>> Start

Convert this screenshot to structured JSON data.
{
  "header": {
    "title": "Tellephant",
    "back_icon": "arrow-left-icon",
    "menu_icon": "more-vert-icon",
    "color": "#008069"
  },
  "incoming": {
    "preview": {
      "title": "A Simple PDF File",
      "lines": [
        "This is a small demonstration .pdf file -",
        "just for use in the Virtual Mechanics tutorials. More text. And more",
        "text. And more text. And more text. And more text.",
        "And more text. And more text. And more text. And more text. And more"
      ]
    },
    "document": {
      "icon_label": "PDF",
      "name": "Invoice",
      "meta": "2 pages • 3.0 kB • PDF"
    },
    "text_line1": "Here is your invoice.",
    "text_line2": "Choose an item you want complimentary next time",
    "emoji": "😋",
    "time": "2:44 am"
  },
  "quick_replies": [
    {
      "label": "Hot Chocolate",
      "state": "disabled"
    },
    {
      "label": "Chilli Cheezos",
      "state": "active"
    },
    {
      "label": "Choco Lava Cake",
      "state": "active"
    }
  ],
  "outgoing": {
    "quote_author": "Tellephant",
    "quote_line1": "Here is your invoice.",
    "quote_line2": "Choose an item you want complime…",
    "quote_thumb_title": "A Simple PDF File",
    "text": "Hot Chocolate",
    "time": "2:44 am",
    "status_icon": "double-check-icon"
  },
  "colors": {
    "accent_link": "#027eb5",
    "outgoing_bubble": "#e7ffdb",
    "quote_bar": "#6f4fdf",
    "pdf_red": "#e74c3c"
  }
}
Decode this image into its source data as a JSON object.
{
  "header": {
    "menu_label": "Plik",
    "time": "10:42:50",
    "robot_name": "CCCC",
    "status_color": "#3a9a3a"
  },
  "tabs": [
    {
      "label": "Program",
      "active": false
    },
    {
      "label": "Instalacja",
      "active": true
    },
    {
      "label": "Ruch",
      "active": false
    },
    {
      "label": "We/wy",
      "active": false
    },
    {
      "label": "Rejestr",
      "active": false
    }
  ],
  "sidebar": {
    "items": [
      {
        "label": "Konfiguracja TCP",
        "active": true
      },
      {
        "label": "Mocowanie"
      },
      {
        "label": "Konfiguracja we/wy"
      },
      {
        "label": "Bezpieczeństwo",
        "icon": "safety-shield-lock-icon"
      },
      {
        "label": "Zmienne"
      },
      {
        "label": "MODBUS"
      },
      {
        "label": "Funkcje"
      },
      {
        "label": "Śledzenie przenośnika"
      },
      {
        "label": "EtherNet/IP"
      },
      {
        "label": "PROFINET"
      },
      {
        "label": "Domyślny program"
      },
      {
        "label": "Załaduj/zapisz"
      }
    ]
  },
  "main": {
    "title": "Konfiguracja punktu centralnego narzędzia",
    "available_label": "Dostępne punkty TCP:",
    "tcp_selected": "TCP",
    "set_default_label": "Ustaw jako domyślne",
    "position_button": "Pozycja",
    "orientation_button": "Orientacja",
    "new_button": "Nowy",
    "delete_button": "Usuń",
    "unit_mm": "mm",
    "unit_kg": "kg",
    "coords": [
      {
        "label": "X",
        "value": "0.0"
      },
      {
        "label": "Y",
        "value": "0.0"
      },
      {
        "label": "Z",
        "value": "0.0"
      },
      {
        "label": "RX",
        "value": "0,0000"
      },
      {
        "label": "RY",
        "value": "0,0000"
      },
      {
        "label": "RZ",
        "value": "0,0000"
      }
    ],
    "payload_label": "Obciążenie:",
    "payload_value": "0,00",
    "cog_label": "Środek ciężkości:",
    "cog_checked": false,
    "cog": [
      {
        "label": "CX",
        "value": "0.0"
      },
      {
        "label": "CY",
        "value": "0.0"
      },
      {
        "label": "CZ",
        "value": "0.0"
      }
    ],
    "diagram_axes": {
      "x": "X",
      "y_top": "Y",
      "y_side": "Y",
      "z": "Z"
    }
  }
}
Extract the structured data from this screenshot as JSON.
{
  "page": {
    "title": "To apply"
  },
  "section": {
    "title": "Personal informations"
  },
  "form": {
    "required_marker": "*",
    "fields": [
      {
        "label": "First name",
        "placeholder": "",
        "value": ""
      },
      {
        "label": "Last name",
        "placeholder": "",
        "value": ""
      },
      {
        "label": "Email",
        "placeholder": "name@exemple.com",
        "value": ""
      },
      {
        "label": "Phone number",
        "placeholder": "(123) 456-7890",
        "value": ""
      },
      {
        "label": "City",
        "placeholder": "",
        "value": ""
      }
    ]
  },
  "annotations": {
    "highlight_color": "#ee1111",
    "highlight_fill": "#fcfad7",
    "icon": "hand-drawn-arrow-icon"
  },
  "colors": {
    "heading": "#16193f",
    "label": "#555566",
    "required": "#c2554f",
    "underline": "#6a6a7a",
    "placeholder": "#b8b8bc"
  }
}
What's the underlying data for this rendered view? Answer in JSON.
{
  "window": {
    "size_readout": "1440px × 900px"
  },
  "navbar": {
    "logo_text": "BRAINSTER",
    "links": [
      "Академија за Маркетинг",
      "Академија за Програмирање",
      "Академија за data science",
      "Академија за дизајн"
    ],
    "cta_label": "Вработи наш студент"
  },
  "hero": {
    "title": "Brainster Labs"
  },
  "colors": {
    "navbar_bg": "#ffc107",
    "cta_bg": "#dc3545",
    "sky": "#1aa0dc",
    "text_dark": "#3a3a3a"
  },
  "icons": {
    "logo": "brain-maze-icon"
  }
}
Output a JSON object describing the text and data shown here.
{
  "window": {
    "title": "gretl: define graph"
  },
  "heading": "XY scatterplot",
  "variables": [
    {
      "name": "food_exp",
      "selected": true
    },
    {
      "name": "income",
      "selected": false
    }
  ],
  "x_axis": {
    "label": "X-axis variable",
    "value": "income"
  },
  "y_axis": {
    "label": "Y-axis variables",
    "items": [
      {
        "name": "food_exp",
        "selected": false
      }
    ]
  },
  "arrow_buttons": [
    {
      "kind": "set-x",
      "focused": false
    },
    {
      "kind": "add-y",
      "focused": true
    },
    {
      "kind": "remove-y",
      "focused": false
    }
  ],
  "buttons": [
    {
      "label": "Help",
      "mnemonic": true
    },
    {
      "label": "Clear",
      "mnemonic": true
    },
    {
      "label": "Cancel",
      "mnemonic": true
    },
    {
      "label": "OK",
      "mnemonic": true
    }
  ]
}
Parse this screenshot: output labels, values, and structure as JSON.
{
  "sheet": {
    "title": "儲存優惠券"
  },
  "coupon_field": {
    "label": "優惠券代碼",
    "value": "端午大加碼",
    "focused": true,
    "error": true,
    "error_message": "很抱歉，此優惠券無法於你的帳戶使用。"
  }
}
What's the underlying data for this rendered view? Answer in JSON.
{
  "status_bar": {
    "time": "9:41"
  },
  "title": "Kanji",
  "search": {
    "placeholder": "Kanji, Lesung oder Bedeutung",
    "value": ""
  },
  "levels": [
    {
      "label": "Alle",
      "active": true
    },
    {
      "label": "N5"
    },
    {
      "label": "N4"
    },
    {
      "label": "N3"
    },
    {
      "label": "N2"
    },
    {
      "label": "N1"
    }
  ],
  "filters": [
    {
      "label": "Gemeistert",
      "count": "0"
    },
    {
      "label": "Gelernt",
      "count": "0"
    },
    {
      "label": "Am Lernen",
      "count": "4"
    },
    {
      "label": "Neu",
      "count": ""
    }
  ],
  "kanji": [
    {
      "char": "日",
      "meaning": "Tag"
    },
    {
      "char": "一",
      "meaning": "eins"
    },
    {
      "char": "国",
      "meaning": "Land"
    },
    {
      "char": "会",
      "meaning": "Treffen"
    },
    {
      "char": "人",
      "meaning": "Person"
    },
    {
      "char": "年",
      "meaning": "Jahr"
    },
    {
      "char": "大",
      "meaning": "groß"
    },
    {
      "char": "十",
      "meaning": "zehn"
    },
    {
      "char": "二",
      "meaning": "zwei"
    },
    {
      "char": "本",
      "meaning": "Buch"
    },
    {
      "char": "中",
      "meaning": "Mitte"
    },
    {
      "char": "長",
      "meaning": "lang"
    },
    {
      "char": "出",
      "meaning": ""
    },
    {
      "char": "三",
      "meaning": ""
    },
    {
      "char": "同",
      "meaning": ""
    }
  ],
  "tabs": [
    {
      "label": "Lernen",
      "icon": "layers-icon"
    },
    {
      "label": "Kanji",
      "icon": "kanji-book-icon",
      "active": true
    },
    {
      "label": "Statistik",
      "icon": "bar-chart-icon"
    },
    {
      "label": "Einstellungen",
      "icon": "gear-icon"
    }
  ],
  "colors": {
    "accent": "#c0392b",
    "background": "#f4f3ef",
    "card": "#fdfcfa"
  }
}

>> End

** Prompt **
Extract from the material all lines containing the string "Konfiguracja".

** Answer to this problem **
        "label": "Konfiguracja TCP",
        "label": "Konfiguracja we/wy"
    "title": "Konfiguracja punktu centralnego narzędzia",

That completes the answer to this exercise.